▶ _DIRECTIONS_: Find the string "Engl" in the records. Copy every line it appears in.

** BEGIN **

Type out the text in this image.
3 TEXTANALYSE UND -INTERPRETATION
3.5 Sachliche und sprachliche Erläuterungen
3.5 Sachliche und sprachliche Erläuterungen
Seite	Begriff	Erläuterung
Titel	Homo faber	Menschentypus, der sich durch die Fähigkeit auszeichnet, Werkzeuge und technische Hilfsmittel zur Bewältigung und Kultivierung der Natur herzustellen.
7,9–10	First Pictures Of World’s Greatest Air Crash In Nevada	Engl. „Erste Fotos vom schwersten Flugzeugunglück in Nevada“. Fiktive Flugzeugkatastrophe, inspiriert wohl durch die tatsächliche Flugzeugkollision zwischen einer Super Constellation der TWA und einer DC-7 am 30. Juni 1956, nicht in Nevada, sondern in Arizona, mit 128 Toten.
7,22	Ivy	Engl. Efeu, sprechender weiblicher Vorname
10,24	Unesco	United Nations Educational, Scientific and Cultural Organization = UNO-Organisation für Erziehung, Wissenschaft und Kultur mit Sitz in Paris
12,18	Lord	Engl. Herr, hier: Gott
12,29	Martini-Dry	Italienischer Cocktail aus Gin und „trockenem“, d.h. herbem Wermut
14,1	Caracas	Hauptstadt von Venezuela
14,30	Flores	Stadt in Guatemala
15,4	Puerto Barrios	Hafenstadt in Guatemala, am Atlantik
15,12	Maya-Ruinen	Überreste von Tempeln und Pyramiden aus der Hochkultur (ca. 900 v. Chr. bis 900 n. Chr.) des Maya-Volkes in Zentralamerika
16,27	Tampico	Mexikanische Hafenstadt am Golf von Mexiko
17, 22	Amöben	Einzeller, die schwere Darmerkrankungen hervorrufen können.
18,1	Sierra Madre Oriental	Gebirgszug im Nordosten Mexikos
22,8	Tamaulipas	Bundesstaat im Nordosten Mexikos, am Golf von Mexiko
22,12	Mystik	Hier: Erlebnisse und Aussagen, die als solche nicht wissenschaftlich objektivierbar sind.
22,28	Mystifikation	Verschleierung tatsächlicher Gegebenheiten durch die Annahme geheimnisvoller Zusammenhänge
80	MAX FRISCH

** END **

▶ _RESULT OF THIS EXERCISE_:
7,9–10	First Pictures Of World’s Greatest Air Crash In Nevada	Engl. „Erste Fotos vom schwersten Flugzeugunglück in Nevada“. Fiktive Flugzeugkatastrophe, inspiriert wohl durch die tatsächliche Flugzeugkollision zwischen einer Super Constellation der TWA und einer DC-7 am 30. Juni 1956, nicht in Nevada, sondern in Arizona, mit 128 Toten.
7,22	Ivy	Engl. Efeu, sprechender weiblicher Vorname
12,18	Lord	Engl. Herr, hier: Gott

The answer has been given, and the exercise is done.